[Extracted data entries]
[Begin]
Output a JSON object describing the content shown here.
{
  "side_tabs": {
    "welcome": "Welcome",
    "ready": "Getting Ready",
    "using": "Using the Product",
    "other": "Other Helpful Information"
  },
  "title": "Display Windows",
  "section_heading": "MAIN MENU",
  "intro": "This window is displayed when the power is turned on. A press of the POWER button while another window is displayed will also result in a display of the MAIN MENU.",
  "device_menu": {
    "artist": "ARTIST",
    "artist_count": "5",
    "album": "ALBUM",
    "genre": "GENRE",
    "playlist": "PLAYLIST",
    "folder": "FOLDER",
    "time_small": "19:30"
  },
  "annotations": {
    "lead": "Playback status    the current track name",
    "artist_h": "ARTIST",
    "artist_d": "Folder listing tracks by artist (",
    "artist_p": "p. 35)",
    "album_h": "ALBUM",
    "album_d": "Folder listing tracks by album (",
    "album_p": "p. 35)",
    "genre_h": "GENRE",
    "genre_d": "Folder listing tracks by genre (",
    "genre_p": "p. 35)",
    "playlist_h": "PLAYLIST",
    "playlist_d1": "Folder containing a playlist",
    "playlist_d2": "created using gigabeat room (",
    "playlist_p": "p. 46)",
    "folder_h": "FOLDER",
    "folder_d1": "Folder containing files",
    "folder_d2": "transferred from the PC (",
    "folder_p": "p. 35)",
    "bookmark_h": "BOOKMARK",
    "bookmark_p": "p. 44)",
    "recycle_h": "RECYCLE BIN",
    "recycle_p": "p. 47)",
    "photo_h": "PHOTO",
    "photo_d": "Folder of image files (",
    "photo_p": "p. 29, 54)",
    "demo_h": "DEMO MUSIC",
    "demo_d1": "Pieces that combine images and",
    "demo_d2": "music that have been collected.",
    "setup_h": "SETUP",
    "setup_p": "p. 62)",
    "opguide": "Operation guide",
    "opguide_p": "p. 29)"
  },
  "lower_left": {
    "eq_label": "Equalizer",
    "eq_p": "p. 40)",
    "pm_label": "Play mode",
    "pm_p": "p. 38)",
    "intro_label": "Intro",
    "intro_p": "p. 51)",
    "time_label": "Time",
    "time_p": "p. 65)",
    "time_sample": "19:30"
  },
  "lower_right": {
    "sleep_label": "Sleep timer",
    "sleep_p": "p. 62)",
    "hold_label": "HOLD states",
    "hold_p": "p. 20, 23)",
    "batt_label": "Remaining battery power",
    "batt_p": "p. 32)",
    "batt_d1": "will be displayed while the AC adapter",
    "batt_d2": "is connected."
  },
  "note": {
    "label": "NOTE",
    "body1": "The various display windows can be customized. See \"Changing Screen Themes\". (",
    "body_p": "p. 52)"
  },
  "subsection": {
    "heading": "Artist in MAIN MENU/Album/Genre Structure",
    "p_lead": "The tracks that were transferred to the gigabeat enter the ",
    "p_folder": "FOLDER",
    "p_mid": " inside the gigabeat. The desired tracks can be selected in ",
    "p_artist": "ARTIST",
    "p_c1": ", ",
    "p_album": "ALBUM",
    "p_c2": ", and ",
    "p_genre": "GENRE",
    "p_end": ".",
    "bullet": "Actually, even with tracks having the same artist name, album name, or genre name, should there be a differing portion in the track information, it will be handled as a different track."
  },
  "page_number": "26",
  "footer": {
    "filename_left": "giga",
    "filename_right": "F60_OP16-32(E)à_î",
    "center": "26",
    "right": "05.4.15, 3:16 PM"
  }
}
[End]
### Task requirements
Show each line in the entries that holds the string "tracks".

### Answer to the exercise
    "artist_d": "Folder listing tracks by artist (",
    "album_d": "Folder listing tracks by album (",
    "genre_d": "Folder listing tracks by genre (",
    "p_lead": "The tracks that were transferred to the gigabeat enter the ",
    "p_mid": " inside the gigabeat. The desired tracks can be selected in ",
    "bullet": "Actually, even with tracks having the same artist name, album name, or genre name, should there be a differing portion in the track information, it will be handled as a different track."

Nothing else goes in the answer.